What to do -
Pick out every line that holds the string "escolar" and copy it.

Extracted records -

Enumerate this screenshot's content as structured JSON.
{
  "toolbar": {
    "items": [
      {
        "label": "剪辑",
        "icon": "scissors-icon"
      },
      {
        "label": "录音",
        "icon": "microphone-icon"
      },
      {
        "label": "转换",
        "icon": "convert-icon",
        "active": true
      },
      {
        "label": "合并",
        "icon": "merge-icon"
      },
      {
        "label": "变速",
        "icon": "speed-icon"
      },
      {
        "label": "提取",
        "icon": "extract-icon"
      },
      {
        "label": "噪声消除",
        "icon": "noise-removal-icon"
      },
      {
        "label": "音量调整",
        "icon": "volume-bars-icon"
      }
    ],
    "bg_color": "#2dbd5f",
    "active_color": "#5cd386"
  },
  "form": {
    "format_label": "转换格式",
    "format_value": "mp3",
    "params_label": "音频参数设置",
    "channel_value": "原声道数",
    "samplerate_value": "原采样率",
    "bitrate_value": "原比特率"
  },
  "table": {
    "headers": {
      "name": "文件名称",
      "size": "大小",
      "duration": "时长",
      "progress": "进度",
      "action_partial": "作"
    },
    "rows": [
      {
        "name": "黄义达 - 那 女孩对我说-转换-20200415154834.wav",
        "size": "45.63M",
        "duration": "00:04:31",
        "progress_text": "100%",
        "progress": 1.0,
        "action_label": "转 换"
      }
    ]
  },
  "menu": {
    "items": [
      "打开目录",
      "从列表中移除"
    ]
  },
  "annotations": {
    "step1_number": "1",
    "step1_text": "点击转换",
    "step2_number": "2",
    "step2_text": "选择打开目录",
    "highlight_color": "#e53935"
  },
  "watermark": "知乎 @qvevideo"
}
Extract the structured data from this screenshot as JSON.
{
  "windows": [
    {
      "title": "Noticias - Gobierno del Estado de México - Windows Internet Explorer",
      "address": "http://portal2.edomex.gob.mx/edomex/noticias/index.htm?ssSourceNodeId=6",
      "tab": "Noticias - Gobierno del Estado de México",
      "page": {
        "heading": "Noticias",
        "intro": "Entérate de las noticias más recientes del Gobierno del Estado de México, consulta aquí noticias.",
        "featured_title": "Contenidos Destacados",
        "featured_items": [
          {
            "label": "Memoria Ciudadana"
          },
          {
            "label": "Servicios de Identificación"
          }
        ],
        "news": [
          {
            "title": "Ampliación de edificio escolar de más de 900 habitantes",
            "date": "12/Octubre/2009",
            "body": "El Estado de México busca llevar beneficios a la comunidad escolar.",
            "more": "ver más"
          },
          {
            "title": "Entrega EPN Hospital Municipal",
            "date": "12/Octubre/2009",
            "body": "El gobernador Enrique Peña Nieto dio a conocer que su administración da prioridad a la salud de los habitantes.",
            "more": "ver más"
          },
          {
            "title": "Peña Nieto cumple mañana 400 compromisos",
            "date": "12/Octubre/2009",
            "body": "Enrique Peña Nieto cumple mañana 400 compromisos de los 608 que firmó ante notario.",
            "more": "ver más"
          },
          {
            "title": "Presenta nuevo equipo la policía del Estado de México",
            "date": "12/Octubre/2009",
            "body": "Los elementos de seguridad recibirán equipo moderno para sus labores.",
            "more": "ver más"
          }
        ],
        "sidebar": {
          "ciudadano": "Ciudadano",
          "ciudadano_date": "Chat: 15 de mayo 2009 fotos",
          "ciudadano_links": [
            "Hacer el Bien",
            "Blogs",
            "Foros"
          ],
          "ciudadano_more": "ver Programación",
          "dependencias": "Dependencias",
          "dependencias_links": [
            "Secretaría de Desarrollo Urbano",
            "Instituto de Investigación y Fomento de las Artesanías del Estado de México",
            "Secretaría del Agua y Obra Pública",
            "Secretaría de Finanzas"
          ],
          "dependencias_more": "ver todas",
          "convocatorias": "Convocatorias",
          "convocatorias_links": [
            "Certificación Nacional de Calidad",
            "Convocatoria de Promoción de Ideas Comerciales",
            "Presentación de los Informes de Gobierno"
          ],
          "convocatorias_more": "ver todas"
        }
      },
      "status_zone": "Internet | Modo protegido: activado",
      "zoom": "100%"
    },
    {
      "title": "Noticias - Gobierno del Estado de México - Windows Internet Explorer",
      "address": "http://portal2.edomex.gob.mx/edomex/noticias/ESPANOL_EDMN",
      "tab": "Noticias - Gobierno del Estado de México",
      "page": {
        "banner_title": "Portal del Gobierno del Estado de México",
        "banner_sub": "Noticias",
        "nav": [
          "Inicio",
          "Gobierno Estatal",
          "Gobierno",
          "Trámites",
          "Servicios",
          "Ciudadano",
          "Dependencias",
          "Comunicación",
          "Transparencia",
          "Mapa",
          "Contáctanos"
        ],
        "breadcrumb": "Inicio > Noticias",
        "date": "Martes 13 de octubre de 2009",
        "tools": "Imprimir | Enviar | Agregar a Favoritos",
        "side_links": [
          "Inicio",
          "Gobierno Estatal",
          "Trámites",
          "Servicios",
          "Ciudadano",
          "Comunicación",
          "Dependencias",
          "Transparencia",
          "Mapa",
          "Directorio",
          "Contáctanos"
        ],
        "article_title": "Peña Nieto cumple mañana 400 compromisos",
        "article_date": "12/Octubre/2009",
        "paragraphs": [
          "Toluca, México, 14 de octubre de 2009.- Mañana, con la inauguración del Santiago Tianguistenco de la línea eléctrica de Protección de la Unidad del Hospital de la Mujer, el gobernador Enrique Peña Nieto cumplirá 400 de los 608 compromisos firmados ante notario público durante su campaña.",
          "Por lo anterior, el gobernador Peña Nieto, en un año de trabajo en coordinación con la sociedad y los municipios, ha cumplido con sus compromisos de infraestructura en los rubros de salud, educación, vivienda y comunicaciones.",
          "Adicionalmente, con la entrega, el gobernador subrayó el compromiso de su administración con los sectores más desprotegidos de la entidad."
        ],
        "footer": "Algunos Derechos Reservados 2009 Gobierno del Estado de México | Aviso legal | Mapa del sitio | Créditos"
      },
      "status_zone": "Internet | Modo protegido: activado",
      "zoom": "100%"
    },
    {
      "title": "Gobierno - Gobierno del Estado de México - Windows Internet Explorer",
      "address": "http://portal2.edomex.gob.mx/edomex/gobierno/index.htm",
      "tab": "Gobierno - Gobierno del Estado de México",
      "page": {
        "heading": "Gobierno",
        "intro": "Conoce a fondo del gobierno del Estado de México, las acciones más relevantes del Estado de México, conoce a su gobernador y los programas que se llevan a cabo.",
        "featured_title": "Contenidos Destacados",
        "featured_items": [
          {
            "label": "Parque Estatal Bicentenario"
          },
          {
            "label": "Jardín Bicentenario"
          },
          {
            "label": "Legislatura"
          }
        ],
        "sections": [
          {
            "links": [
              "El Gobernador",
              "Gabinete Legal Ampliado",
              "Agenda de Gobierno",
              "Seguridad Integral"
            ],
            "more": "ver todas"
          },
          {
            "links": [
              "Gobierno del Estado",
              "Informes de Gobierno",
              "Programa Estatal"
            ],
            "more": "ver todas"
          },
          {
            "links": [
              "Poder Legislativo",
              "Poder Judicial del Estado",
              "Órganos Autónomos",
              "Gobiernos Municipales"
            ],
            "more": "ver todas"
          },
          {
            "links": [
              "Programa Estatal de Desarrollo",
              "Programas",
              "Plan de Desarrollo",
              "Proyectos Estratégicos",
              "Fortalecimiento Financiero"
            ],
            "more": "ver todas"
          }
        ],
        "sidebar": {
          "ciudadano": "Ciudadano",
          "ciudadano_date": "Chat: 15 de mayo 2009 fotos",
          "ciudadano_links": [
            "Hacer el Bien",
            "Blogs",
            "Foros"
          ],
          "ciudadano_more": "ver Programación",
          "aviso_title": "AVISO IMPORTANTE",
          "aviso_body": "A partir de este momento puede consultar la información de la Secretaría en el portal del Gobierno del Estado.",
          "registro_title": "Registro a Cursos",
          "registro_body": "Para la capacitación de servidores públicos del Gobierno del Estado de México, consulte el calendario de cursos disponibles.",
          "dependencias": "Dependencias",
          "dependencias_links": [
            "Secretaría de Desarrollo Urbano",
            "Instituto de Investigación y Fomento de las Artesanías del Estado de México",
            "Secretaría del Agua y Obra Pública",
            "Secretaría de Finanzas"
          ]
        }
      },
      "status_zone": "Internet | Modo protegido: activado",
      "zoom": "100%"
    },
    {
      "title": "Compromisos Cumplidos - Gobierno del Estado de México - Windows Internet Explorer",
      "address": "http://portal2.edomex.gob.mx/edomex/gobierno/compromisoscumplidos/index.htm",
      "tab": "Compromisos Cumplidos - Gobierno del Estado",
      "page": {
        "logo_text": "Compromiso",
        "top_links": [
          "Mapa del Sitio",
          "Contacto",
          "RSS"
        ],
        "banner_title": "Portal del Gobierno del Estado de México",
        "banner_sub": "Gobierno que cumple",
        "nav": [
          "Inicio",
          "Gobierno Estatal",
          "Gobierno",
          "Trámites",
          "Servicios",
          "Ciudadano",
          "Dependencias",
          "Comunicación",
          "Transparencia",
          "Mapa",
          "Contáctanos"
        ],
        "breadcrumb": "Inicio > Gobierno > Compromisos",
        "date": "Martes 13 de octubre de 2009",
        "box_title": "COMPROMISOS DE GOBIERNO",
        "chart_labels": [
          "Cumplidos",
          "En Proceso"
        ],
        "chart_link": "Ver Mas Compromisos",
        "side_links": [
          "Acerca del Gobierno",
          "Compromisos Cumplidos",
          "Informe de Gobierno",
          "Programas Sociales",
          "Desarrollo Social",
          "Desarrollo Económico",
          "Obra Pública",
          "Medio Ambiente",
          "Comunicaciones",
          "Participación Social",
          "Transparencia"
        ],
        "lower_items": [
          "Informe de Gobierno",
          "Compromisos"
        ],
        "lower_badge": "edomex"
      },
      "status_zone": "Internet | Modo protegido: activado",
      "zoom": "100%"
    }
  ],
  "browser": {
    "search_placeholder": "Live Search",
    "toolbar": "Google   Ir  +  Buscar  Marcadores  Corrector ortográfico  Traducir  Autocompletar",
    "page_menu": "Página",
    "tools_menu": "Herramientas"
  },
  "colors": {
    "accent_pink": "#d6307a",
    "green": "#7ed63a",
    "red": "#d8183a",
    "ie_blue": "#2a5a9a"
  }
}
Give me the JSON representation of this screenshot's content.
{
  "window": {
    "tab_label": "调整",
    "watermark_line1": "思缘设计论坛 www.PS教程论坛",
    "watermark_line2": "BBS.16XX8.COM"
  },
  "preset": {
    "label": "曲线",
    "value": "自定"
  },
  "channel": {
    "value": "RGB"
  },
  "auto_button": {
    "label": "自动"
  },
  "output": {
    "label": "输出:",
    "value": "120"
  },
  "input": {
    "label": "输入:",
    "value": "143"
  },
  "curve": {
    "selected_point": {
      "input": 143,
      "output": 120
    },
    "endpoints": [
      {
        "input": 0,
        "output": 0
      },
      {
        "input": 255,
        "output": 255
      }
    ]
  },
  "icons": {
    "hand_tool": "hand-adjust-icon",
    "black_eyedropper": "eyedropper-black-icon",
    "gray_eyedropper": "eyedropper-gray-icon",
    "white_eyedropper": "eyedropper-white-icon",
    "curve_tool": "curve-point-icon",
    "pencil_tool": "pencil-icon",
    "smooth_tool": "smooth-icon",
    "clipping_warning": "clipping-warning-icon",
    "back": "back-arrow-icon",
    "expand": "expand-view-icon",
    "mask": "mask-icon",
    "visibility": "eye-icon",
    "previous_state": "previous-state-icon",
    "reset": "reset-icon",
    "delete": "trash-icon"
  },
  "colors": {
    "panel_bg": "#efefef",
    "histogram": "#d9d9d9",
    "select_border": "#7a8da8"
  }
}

Result of this exercise -
            "title": "Ampliación de edificio escolar de más de 900 habitantes",
            "body": "El Estado de México busca llevar beneficios a la comunidad escolar.",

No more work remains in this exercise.